-- INPUT --
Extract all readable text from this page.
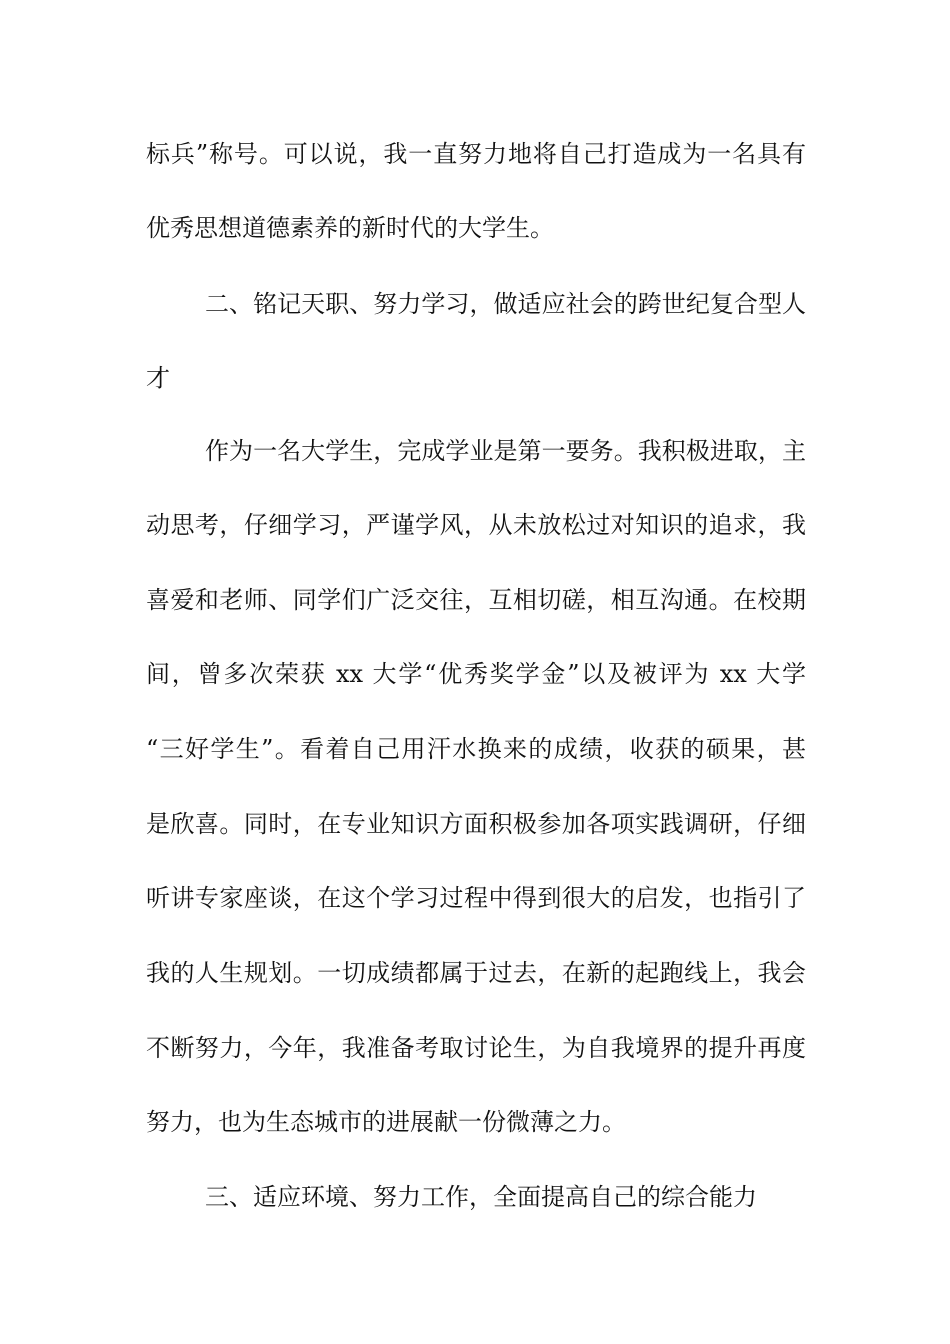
标兵”称号。可以说，我一直努力地将自己打造成为一名具有
优秀思想道德素养的新时代的大学生。
二、铭记天职、努力学习，做适应社会的跨世纪复合型人
才
作为一名大学生，完成学业是第一要务。我积极进取，主
动思考，仔细学习，严谨学风，从未放松过对知识的追求，我
喜爱和老师、同学们广泛交往，互相切磋，相互沟通。在校期
间，曾多次荣获 xx 大学“优秀奖学金”以及被评为 xx 大学
“三好学生”。看着自己用汗水换来的成绩，收获的硕果，甚
是欣喜。同时，在专业知识方面积极参加各项实践调研，仔细
听讲专家座谈，在这个学习过程中得到很大的启发，也指引了
我的人生规划。一切成绩都属于过去，在新的起跑线上，我会
不断努力，今年，我准备考取讨论生，为自我境界的提升再度
努力，也为生态城市的进展献一份微薄之力。
三、适应环境、努力工作，全面提高自己的综合能力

-- SET EXERCISE --
Write out the whole listing exactly, and drop the pictures.

-- OUTPUT FOR THIS EXERCISE --
Extract all readable text from this page.
标兵”称号。可以说，我一直努力地将自己打造成为一名具有
优秀思想道德素养的新时代的大学生。
二、铭记天职、努力学习，做适应社会的跨世纪复合型人
才
作为一名大学生，完成学业是第一要务。我积极进取，主
动思考，仔细学习，严谨学风，从未放松过对知识的追求，我
喜爱和老师、同学们广泛交往，互相切磋，相互沟通。在校期
间，曾多次荣获 xx 大学“优秀奖学金”以及被评为 xx 大学
“三好学生”。看着自己用汗水换来的成绩，收获的硕果，甚
是欣喜。同时，在专业知识方面积极参加各项实践调研，仔细
听讲专家座谈，在这个学习过程中得到很大的启发，也指引了
我的人生规划。一切成绩都属于过去，在新的起跑线上，我会
不断努力，今年，我准备考取讨论生，为自我境界的提升再度
努力，也为生态城市的进展献一份微薄之力。
三、适应环境、努力工作，全面提高自己的综合能力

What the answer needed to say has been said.